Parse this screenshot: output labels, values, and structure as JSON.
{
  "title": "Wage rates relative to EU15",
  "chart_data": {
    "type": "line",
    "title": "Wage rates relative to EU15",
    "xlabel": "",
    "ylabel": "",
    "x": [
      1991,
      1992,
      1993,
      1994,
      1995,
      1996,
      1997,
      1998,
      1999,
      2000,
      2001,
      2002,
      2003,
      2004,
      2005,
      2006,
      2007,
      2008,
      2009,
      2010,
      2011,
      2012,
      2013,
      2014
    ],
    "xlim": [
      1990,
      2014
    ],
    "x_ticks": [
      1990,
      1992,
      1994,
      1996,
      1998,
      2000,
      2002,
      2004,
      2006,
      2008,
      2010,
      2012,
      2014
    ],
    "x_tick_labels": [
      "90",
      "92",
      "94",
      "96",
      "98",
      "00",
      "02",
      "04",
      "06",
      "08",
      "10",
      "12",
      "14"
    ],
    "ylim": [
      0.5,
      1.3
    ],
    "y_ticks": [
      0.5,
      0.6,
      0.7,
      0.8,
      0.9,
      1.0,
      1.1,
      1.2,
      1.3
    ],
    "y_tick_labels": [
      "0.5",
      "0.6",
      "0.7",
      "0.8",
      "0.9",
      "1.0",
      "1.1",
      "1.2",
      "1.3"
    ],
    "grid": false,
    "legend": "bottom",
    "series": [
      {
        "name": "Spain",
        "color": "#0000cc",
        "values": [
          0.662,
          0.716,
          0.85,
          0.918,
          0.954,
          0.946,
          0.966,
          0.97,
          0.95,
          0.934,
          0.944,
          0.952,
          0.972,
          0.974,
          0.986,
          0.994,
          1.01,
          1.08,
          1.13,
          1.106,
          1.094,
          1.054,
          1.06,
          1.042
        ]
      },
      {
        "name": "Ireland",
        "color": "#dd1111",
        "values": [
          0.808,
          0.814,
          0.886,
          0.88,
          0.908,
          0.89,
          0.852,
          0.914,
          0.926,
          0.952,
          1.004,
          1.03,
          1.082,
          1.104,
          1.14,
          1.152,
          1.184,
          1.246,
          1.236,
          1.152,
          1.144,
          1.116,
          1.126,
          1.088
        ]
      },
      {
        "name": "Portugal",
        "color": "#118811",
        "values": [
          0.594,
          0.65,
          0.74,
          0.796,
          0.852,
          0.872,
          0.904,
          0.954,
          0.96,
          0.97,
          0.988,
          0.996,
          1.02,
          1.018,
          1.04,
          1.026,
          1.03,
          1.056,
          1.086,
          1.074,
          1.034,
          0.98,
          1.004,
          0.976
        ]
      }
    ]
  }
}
-*-*-
▸ **Problem statement**
Pick out every line of the listing containing the word "Wage", and show those lines.

▸ **The output**
  "title": "Wage rates relative to EU15",
    "title": "Wage rates relative to EU15",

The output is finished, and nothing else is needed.